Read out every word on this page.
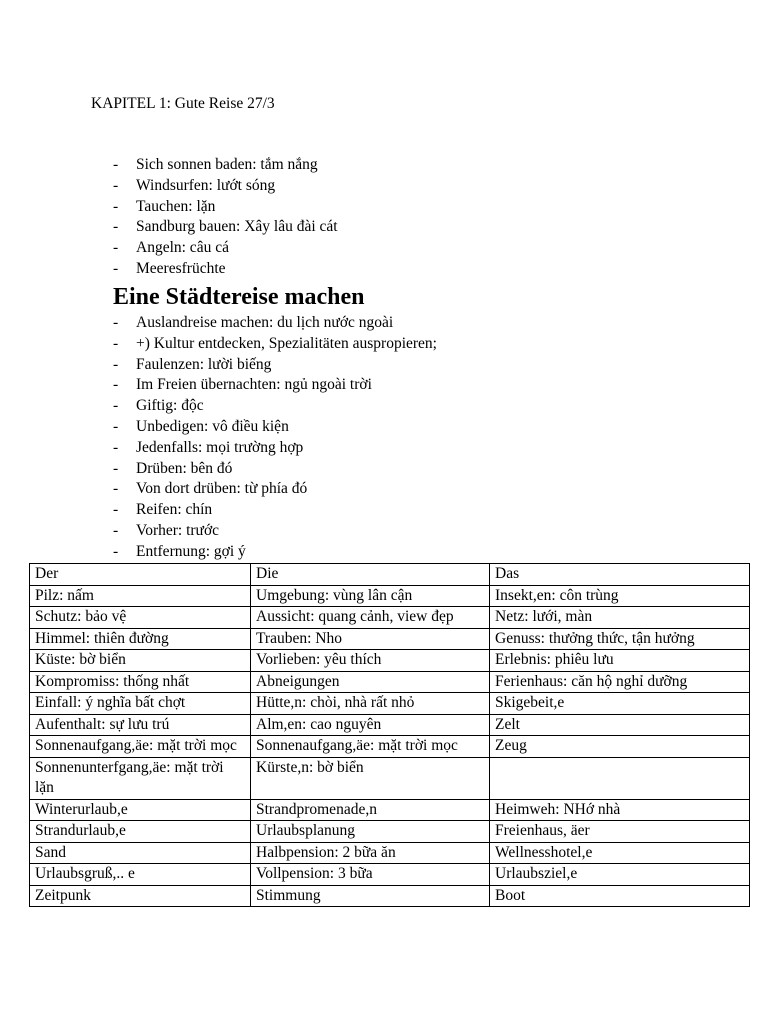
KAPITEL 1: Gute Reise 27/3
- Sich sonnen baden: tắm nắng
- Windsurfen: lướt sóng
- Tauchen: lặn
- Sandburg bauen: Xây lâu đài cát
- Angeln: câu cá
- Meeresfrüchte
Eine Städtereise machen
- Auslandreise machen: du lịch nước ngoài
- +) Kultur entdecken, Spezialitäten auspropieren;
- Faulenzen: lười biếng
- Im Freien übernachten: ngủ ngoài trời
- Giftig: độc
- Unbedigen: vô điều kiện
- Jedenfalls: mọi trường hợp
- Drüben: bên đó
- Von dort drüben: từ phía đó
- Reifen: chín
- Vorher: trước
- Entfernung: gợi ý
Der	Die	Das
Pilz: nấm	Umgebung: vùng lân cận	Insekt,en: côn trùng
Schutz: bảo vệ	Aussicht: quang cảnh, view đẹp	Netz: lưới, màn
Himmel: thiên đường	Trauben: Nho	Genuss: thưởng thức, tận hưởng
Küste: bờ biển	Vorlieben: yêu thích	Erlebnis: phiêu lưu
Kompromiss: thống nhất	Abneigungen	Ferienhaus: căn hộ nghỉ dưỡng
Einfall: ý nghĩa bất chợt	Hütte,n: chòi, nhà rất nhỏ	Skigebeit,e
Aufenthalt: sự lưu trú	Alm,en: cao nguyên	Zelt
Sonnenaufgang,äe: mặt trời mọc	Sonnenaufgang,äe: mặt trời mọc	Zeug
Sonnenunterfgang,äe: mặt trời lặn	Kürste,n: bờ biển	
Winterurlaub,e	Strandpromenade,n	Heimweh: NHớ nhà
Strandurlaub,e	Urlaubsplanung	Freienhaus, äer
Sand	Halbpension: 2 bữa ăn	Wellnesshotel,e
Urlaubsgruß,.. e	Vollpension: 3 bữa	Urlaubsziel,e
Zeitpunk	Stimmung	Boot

━━━

--- GIVEN TASK ---
Return only those lines of the records that contain the string "trời".

--- OUTPUT ---
- Im Freien übernachten: ngủ ngoài trời
Sonnenaufgang,äe: mặt trời mọc	Sonnenaufgang,äe: mặt trời mọc	Zeug
Sonnenunterfgang,äe: mặt trời lặn	Kürste,n: bờ biển	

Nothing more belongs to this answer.